* Exercise description *
Repeat each record below exactly as given.

* Stored data *
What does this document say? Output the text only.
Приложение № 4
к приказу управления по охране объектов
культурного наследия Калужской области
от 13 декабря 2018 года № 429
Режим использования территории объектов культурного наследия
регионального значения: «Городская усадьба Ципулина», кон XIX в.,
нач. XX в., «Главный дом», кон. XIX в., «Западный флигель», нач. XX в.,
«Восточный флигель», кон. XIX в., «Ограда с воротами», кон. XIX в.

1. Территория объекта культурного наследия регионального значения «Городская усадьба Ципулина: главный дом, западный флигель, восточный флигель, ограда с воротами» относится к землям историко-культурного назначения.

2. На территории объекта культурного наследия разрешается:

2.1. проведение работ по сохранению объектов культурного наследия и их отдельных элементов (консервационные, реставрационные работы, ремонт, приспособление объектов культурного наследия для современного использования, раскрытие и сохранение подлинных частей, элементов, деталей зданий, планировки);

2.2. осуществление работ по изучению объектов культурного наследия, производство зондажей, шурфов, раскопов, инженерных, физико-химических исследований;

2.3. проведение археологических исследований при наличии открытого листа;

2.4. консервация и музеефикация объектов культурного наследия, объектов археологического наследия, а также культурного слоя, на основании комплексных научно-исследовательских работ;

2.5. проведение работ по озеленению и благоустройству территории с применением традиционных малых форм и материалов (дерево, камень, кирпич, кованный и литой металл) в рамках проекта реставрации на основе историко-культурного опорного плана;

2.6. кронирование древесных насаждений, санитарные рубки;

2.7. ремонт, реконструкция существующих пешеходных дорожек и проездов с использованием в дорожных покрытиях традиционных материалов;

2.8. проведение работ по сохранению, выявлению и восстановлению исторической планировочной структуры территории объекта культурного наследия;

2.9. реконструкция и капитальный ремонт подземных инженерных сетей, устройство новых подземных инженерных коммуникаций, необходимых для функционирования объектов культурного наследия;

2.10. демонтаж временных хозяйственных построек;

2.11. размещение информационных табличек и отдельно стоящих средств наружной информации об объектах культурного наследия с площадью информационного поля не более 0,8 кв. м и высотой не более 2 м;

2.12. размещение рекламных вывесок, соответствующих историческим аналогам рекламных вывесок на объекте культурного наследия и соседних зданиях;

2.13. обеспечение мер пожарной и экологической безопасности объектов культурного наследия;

* Task output *
What does this document say? Output the text only.
Приложение № 4
к приказу управления по охране объектов
культурного наследия Калужской области
от 13 декабря 2018 года № 429
Режим использования территории объектов культурного наследия
регионального значения: «Городская усадьба Ципулина», кон XIX в.,
нач. XX в., «Главный дом», кон. XIX в., «Западный флигель», нач. XX в.,
«Восточный флигель», кон. XIX в., «Ограда с воротами», кон. XIX в.

1. Территория объекта культурного наследия регионального значения «Городская усадьба Ципулина: главный дом, западный флигель, восточный флигель, ограда с воротами» относится к землям историко-культурного назначения.

2. На территории объекта культурного наследия разрешается:

2.1. проведение работ по сохранению объектов культурного наследия и их отдельных элементов (консервационные, реставрационные работы, ремонт, приспособление объектов культурного наследия для современного использования, раскрытие и сохранение подлинных частей, элементов, деталей зданий, планировки);

2.2. осуществление работ по изучению объектов культурного наследия, производство зондажей, шурфов, раскопов, инженерных, физико-химических исследований;

2.3. проведение археологических исследований при наличии открытого листа;

2.4. консервация и музеефикация объектов культурного наследия, объектов археологического наследия, а также культурного слоя, на основании комплексных научно-исследовательских работ;

2.5. проведение работ по озеленению и благоустройству территории с применением традиционных малых форм и материалов (дерево, камень, кирпич, кованный и литой металл) в рамках проекта реставрации на основе историко-культурного опорного плана;

2.6. кронирование древесных насаждений, санитарные рубки;

2.7. ремонт, реконструкция существующих пешеходных дорожек и проездов с использованием в дорожных покрытиях традиционных материалов;

2.8. проведение работ по сохранению, выявлению и восстановлению исторической планировочной структуры территории объекта культурного наследия;

2.9. реконструкция и капитальный ремонт подземных инженерных сетей, устройство новых подземных инженерных коммуникаций, необходимых для функционирования объектов культурного наследия;

2.10. демонтаж временных хозяйственных построек;

2.11. размещение информационных табличек и отдельно стоящих средств наружной информации об объектах культурного наследия с площадью информационного поля не более 0,8 кв. м и высотой не более 2 м;

2.12. размещение рекламных вывесок, соответствующих историческим аналогам рекламных вывесок на объекте культурного наследия и соседних зданиях;

2.13. обеспечение мер пожарной и экологической безопасности объектов культурного наследия;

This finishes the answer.